• _STATED EXERCISE_:
Repeat, exactly and completely, the material that follows. Omit the pictures.

:: RECORDS

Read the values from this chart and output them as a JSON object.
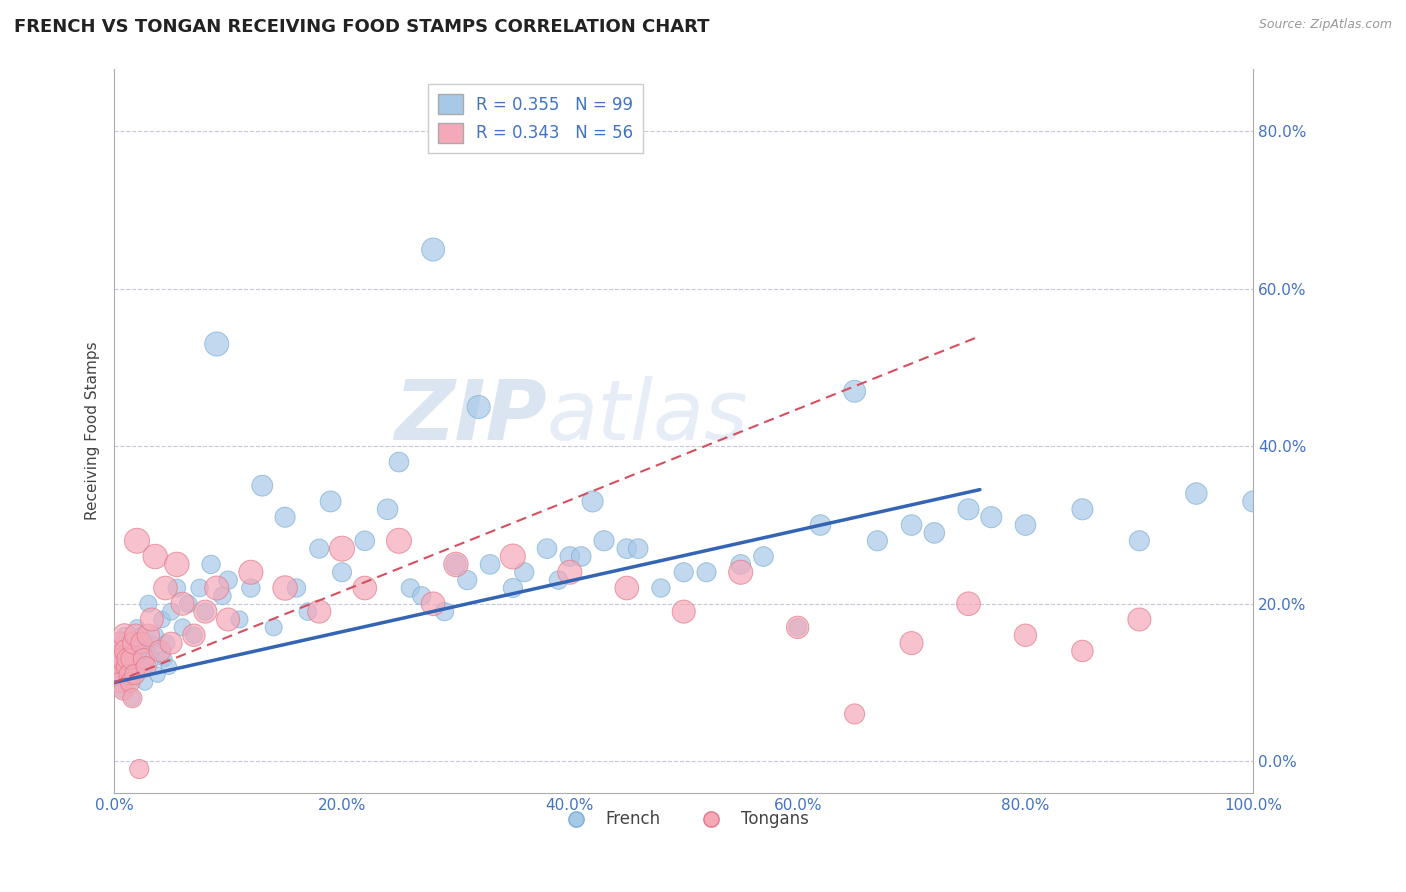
{
  "title": "FRENCH VS TONGAN RECEIVING FOOD STAMPS CORRELATION CHART",
  "source_text": "Source: ZipAtlas.com",
  "ylabel": "Receiving Food Stamps",
  "xlim": [
    0.0,
    1.0
  ],
  "ylim": [
    -0.04,
    0.88
  ],
  "xtick_vals": [
    0.0,
    0.2,
    0.4,
    0.6,
    0.8,
    1.0
  ],
  "xtick_labels": [
    "0.0%",
    "20.0%",
    "40.0%",
    "60.0%",
    "80.0%",
    "100.0%"
  ],
  "ytick_vals": [
    0.0,
    0.2,
    0.4,
    0.6,
    0.8
  ],
  "ytick_labels": [
    "0.0%",
    "20.0%",
    "40.0%",
    "60.0%",
    "80.0%"
  ],
  "french_color": "#a8c8e8",
  "french_edge": "#7aafd4",
  "tongan_color": "#f4a8b8",
  "tongan_edge": "#e07888",
  "french_R": 0.355,
  "french_N": 99,
  "tongan_R": 0.343,
  "tongan_N": 56,
  "french_line_color": "#3464b4",
  "tongan_line_color": "#d45060",
  "watermark_zip": "ZIP",
  "watermark_atlas": "atlas",
  "grid_color": "#c8c8d8",
  "french_line_x0": 0.0,
  "french_line_y0": 0.1,
  "french_line_x1": 0.76,
  "french_line_y1": 0.345,
  "tongan_line_x0": 0.0,
  "tongan_line_y0": 0.1,
  "tongan_line_x1": 0.76,
  "tongan_line_y1": 0.54,
  "french_scatter_x": [
    0.001,
    0.002,
    0.003,
    0.004,
    0.005,
    0.006,
    0.007,
    0.008,
    0.009,
    0.01,
    0.011,
    0.012,
    0.013,
    0.014,
    0.015,
    0.016,
    0.017,
    0.018,
    0.019,
    0.02,
    0.021,
    0.022,
    0.023,
    0.024,
    0.025,
    0.026,
    0.027,
    0.028,
    0.029,
    0.03,
    0.032,
    0.034,
    0.036,
    0.038,
    0.04,
    0.042,
    0.044,
    0.046,
    0.048,
    0.05,
    0.055,
    0.06,
    0.065,
    0.07,
    0.075,
    0.08,
    0.085,
    0.09,
    0.095,
    0.1,
    0.11,
    0.12,
    0.13,
    0.14,
    0.15,
    0.16,
    0.17,
    0.18,
    0.19,
    0.2,
    0.22,
    0.24,
    0.26,
    0.28,
    0.3,
    0.32,
    0.35,
    0.38,
    0.4,
    0.42,
    0.45,
    0.5,
    0.55,
    0.6,
    0.65,
    0.7,
    0.75,
    0.8,
    0.85,
    0.9,
    0.95,
    1.0,
    0.25,
    0.27,
    0.29,
    0.31,
    0.33,
    0.36,
    0.39,
    0.41,
    0.43,
    0.46,
    0.48,
    0.52,
    0.57,
    0.62,
    0.67,
    0.72,
    0.77
  ],
  "french_scatter_y": [
    0.12,
    0.14,
    0.11,
    0.13,
    0.1,
    0.15,
    0.12,
    0.09,
    0.16,
    0.13,
    0.11,
    0.14,
    0.12,
    0.1,
    0.13,
    0.08,
    0.15,
    0.12,
    0.11,
    0.17,
    0.13,
    0.14,
    0.12,
    0.16,
    0.15,
    0.13,
    0.1,
    0.12,
    0.14,
    0.2,
    0.15,
    0.13,
    0.16,
    0.11,
    0.14,
    0.18,
    0.13,
    0.15,
    0.12,
    0.19,
    0.22,
    0.17,
    0.2,
    0.16,
    0.22,
    0.19,
    0.25,
    0.53,
    0.21,
    0.23,
    0.18,
    0.22,
    0.35,
    0.17,
    0.31,
    0.22,
    0.19,
    0.27,
    0.33,
    0.24,
    0.28,
    0.32,
    0.22,
    0.65,
    0.25,
    0.45,
    0.22,
    0.27,
    0.26,
    0.33,
    0.27,
    0.24,
    0.25,
    0.17,
    0.47,
    0.3,
    0.32,
    0.3,
    0.32,
    0.28,
    0.34,
    0.33,
    0.38,
    0.21,
    0.19,
    0.23,
    0.25,
    0.24,
    0.23,
    0.26,
    0.28,
    0.27,
    0.22,
    0.24,
    0.26,
    0.3,
    0.28,
    0.29,
    0.31
  ],
  "french_scatter_s": [
    25,
    25,
    25,
    25,
    25,
    25,
    25,
    25,
    25,
    28,
    25,
    25,
    25,
    25,
    25,
    25,
    25,
    25,
    25,
    25,
    25,
    25,
    25,
    25,
    28,
    25,
    25,
    25,
    25,
    30,
    28,
    25,
    28,
    25,
    28,
    28,
    25,
    28,
    25,
    30,
    32,
    30,
    32,
    28,
    32,
    30,
    35,
    60,
    32,
    35,
    30,
    35,
    45,
    30,
    42,
    35,
    32,
    38,
    45,
    38,
    40,
    44,
    35,
    55,
    42,
    55,
    38,
    40,
    40,
    46,
    40,
    38,
    40,
    32,
    50,
    44,
    46,
    44,
    46,
    42,
    48,
    46,
    40,
    35,
    35,
    38,
    40,
    38,
    35,
    40,
    42,
    40,
    35,
    38,
    40,
    44,
    42,
    44,
    46
  ],
  "tongan_scatter_x": [
    0.001,
    0.002,
    0.003,
    0.004,
    0.005,
    0.006,
    0.007,
    0.008,
    0.009,
    0.01,
    0.011,
    0.012,
    0.013,
    0.014,
    0.015,
    0.016,
    0.017,
    0.018,
    0.019,
    0.02,
    0.022,
    0.024,
    0.026,
    0.028,
    0.03,
    0.033,
    0.036,
    0.04,
    0.045,
    0.05,
    0.055,
    0.06,
    0.07,
    0.08,
    0.09,
    0.1,
    0.12,
    0.15,
    0.18,
    0.2,
    0.22,
    0.25,
    0.28,
    0.3,
    0.35,
    0.4,
    0.45,
    0.5,
    0.55,
    0.6,
    0.65,
    0.7,
    0.75,
    0.8,
    0.85,
    0.9
  ],
  "tongan_scatter_y": [
    0.14,
    0.13,
    0.12,
    0.11,
    0.1,
    0.15,
    0.13,
    0.09,
    0.16,
    0.14,
    0.12,
    0.13,
    0.11,
    0.1,
    0.13,
    0.08,
    0.15,
    0.11,
    0.16,
    0.28,
    -0.01,
    0.15,
    0.13,
    0.12,
    0.16,
    0.18,
    0.26,
    0.14,
    0.22,
    0.15,
    0.25,
    0.2,
    0.16,
    0.19,
    0.22,
    0.18,
    0.24,
    0.22,
    0.19,
    0.27,
    0.22,
    0.28,
    0.2,
    0.25,
    0.26,
    0.24,
    0.22,
    0.19,
    0.24,
    0.17,
    0.06,
    0.15,
    0.2,
    0.16,
    0.14,
    0.18
  ],
  "tongan_scatter_s": [
    55,
    50,
    48,
    45,
    42,
    52,
    48,
    40,
    55,
    52,
    45,
    48,
    42,
    40,
    45,
    38,
    50,
    42,
    52,
    65,
    38,
    48,
    45,
    42,
    52,
    55,
    62,
    48,
    58,
    50,
    62,
    55,
    52,
    55,
    60,
    55,
    60,
    62,
    55,
    65,
    58,
    65,
    58,
    62,
    65,
    60,
    58,
    55,
    60,
    52,
    42,
    55,
    58,
    52,
    48,
    55
  ]
}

::::

• _EXERCISE RESPONSE_:
Read the values from this chart and output them as a JSON object.
{
  "title": "FRENCH VS TONGAN RECEIVING FOOD STAMPS CORRELATION CHART",
  "source_text": "Source: ZipAtlas.com",
  "ylabel": "Receiving Food Stamps",
  "xlim": [
    0.0,
    1.0
  ],
  "ylim": [
    -0.04,
    0.88
  ],
  "xtick_vals": [
    0.0,
    0.2,
    0.4,
    0.6,
    0.8,
    1.0
  ],
  "xtick_labels": [
    "0.0%",
    "20.0%",
    "40.0%",
    "60.0%",
    "80.0%",
    "100.0%"
  ],
  "ytick_vals": [
    0.0,
    0.2,
    0.4,
    0.6,
    0.8
  ],
  "ytick_labels": [
    "0.0%",
    "20.0%",
    "40.0%",
    "60.0%",
    "80.0%"
  ],
  "french_color": "#a8c8e8",
  "french_edge": "#7aafd4",
  "tongan_color": "#f4a8b8",
  "tongan_edge": "#e07888",
  "french_R": 0.355,
  "french_N": 99,
  "tongan_R": 0.343,
  "tongan_N": 56,
  "french_line_color": "#3464b4",
  "tongan_line_color": "#d45060",
  "watermark_zip": "ZIP",
  "watermark_atlas": "atlas",
  "grid_color": "#c8c8d8",
  "french_line_x0": 0.0,
  "french_line_y0": 0.1,
  "french_line_x1": 0.76,
  "french_line_y1": 0.345,
  "tongan_line_x0": 0.0,
  "tongan_line_y0": 0.1,
  "tongan_line_x1": 0.76,
  "tongan_line_y1": 0.54,
  "french_scatter_x": [
    0.001,
    0.002,
    0.003,
    0.004,
    0.005,
    0.006,
    0.007,
    0.008,
    0.009,
    0.01,
    0.011,
    0.012,
    0.013,
    0.014,
    0.015,
    0.016,
    0.017,
    0.018,
    0.019,
    0.02,
    0.021,
    0.022,
    0.023,
    0.024,
    0.025,
    0.026,
    0.027,
    0.028,
    0.029,
    0.03,
    0.032,
    0.034,
    0.036,
    0.038,
    0.04,
    0.042,
    0.044,
    0.046,
    0.048,
    0.05,
    0.055,
    0.06,
    0.065,
    0.07,
    0.075,
    0.08,
    0.085,
    0.09,
    0.095,
    0.1,
    0.11,
    0.12,
    0.13,
    0.14,
    0.15,
    0.16,
    0.17,
    0.18,
    0.19,
    0.2,
    0.22,
    0.24,
    0.26,
    0.28,
    0.3,
    0.32,
    0.35,
    0.38,
    0.4,
    0.42,
    0.45,
    0.5,
    0.55,
    0.6,
    0.65,
    0.7,
    0.75,
    0.8,
    0.85,
    0.9,
    0.95,
    1.0,
    0.25,
    0.27,
    0.29,
    0.31,
    0.33,
    0.36,
    0.39,
    0.41,
    0.43,
    0.46,
    0.48,
    0.52,
    0.57,
    0.62,
    0.67,
    0.72,
    0.77
  ],
  "french_scatter_y": [
    0.12,
    0.14,
    0.11,
    0.13,
    0.1,
    0.15,
    0.12,
    0.09,
    0.16,
    0.13,
    0.11,
    0.14,
    0.12,
    0.1,
    0.13,
    0.08,
    0.15,
    0.12,
    0.11,
    0.17,
    0.13,
    0.14,
    0.12,
    0.16,
    0.15,
    0.13,
    0.1,
    0.12,
    0.14,
    0.2,
    0.15,
    0.13,
    0.16,
    0.11,
    0.14,
    0.18,
    0.13,
    0.15,
    0.12,
    0.19,
    0.22,
    0.17,
    0.2,
    0.16,
    0.22,
    0.19,
    0.25,
    0.53,
    0.21,
    0.23,
    0.18,
    0.22,
    0.35,
    0.17,
    0.31,
    0.22,
    0.19,
    0.27,
    0.33,
    0.24,
    0.28,
    0.32,
    0.22,
    0.65,
    0.25,
    0.45,
    0.22,
    0.27,
    0.26,
    0.33,
    0.27,
    0.24,
    0.25,
    0.17,
    0.47,
    0.3,
    0.32,
    0.3,
    0.32,
    0.28,
    0.34,
    0.33,
    0.38,
    0.21,
    0.19,
    0.23,
    0.25,
    0.24,
    0.23,
    0.26,
    0.28,
    0.27,
    0.22,
    0.24,
    0.26,
    0.3,
    0.28,
    0.29,
    0.31
  ],
  "french_scatter_s": [
    25,
    25,
    25,
    25,
    25,
    25,
    25,
    25,
    25,
    28,
    25,
    25,
    25,
    25,
    25,
    25,
    25,
    25,
    25,
    25,
    25,
    25,
    25,
    25,
    28,
    25,
    25,
    25,
    25,
    30,
    28,
    25,
    28,
    25,
    28,
    28,
    25,
    28,
    25,
    30,
    32,
    30,
    32,
    28,
    32,
    30,
    35,
    60,
    32,
    35,
    30,
    35,
    45,
    30,
    42,
    35,
    32,
    38,
    45,
    38,
    40,
    44,
    35,
    55,
    42,
    55,
    38,
    40,
    40,
    46,
    40,
    38,
    40,
    32,
    50,
    44,
    46,
    44,
    46,
    42,
    48,
    46,
    40,
    35,
    35,
    38,
    40,
    38,
    35,
    40,
    42,
    40,
    35,
    38,
    40,
    44,
    42,
    44,
    46
  ],
  "tongan_scatter_x": [
    0.001,
    0.002,
    0.003,
    0.004,
    0.005,
    0.006,
    0.007,
    0.008,
    0.009,
    0.01,
    0.011,
    0.012,
    0.013,
    0.014,
    0.015,
    0.016,
    0.017,
    0.018,
    0.019,
    0.02,
    0.022,
    0.024,
    0.026,
    0.028,
    0.03,
    0.033,
    0.036,
    0.04,
    0.045,
    0.05,
    0.055,
    0.06,
    0.07,
    0.08,
    0.09,
    0.1,
    0.12,
    0.15,
    0.18,
    0.2,
    0.22,
    0.25,
    0.28,
    0.3,
    0.35,
    0.4,
    0.45,
    0.5,
    0.55,
    0.6,
    0.65,
    0.7,
    0.75,
    0.8,
    0.85,
    0.9
  ],
  "tongan_scatter_y": [
    0.14,
    0.13,
    0.12,
    0.11,
    0.1,
    0.15,
    0.13,
    0.09,
    0.16,
    0.14,
    0.12,
    0.13,
    0.11,
    0.1,
    0.13,
    0.08,
    0.15,
    0.11,
    0.16,
    0.28,
    -0.01,
    0.15,
    0.13,
    0.12,
    0.16,
    0.18,
    0.26,
    0.14,
    0.22,
    0.15,
    0.25,
    0.2,
    0.16,
    0.19,
    0.22,
    0.18,
    0.24,
    0.22,
    0.19,
    0.27,
    0.22,
    0.28,
    0.2,
    0.25,
    0.26,
    0.24,
    0.22,
    0.19,
    0.24,
    0.17,
    0.06,
    0.15,
    0.2,
    0.16,
    0.14,
    0.18
  ],
  "tongan_scatter_s": [
    55,
    50,
    48,
    45,
    42,
    52,
    48,
    40,
    55,
    52,
    45,
    48,
    42,
    40,
    45,
    38,
    50,
    42,
    52,
    65,
    38,
    48,
    45,
    42,
    52,
    55,
    62,
    48,
    58,
    50,
    62,
    55,
    52,
    55,
    60,
    55,
    60,
    62,
    55,
    65,
    58,
    65,
    58,
    62,
    65,
    60,
    58,
    55,
    60,
    52,
    42,
    55,
    58,
    52,
    48,
    55
  ]
}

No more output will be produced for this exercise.